Stated goal :: Return every line of the records below verbatim, with no pictures in the copy.

Data excerpts ::
========================================================================

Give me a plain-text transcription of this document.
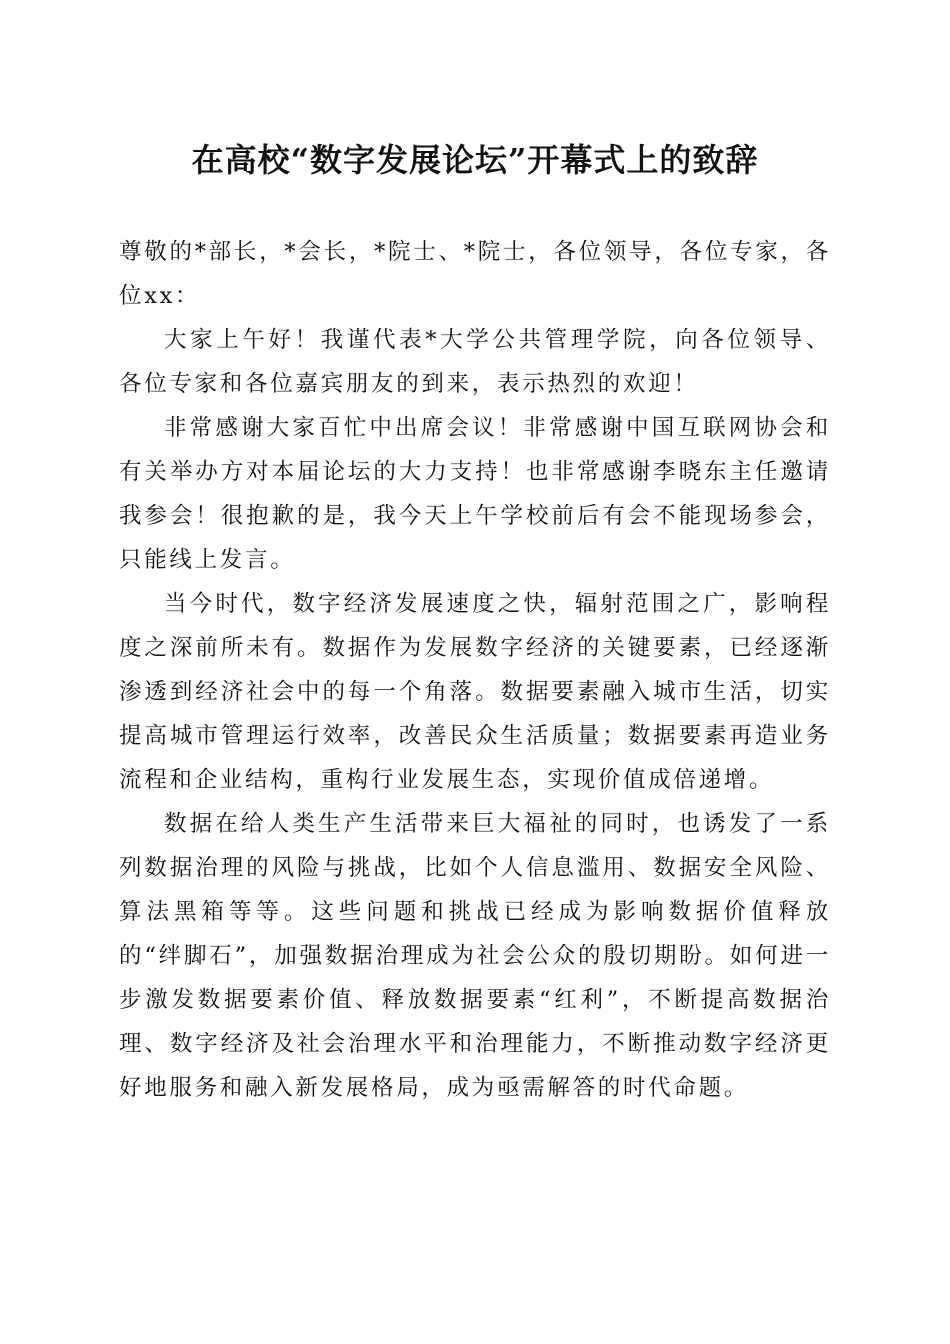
在高校“数字发展论坛”开幕式上的致辞

尊敬的*部长，*会长，*院士、*院士，各位领导，各位专家，各位xx：

大家上午好！我谨代表*大学公共管理学院，向各位领导、各位专家和各位嘉宾朋友的到来，表示热烈的欢迎！

非常感谢大家百忙中出席会议！非常感谢中国互联网协会和有关举办方对本届论坛的大力支持！也非常感谢李晓东主任邀请我参会！很抱歉的是，我今天上午学校前后有会不能现场参会，只能线上发言。

当今时代，数字经济发展速度之快，辐射范围之广，影响程度之深前所未有。数据作为发展数字经济的关键要素，已经逐渐渗透到经济社会中的每一个角落。数据要素融入城市生活，切实提高城市管理运行效率，改善民众生活质量；数据要素再造业务流程和企业结构，重构行业发展生态，实现价值成倍递增。

数据在给人类生产生活带来巨大福祉的同时，也诱发了一系列数据治理的风险与挑战，比如个人信息滥用、数据安全风险、算法黑箱等等。这些问题和挑战已经成为影响数据价值释放的“绊脚石”，加强数据治理成为社会公众的殷切期盼。如何进一步激发数据要素价值、释放数据要素“红利”，不断提高数据治理、数字经济及社会治理水平和治理能力，不断推动数字经济更好地服务和融入新发展格局，成为亟需解答的时代命题。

========================================================================

Solution for this exercise ::
Give me a plain-text transcription of this document.
在高校“数字发展论坛”开幕式上的致辞

尊敬的*部长，*会长，*院士、*院士，各位领导，各位专家，各位xx：

大家上午好！我谨代表*大学公共管理学院，向各位领导、各位专家和各位嘉宾朋友的到来，表示热烈的欢迎！

非常感谢大家百忙中出席会议！非常感谢中国互联网协会和有关举办方对本届论坛的大力支持！也非常感谢李晓东主任邀请我参会！很抱歉的是，我今天上午学校前后有会不能现场参会，只能线上发言。

当今时代，数字经济发展速度之快，辐射范围之广，影响程度之深前所未有。数据作为发展数字经济的关键要素，已经逐渐渗透到经济社会中的每一个角落。数据要素融入城市生活，切实提高城市管理运行效率，改善民众生活质量；数据要素再造业务流程和企业结构，重构行业发展生态，实现价值成倍递增。

数据在给人类生产生活带来巨大福祉的同时，也诱发了一系列数据治理的风险与挑战，比如个人信息滥用、数据安全风险、算法黑箱等等。这些问题和挑战已经成为影响数据价值释放的“绊脚石”，加强数据治理成为社会公众的殷切期盼。如何进一步激发数据要素价值、释放数据要素“红利”，不断提高数据治理、数字经济及社会治理水平和治理能力，不断推动数字经济更好地服务和融入新发展格局，成为亟需解答的时代命题。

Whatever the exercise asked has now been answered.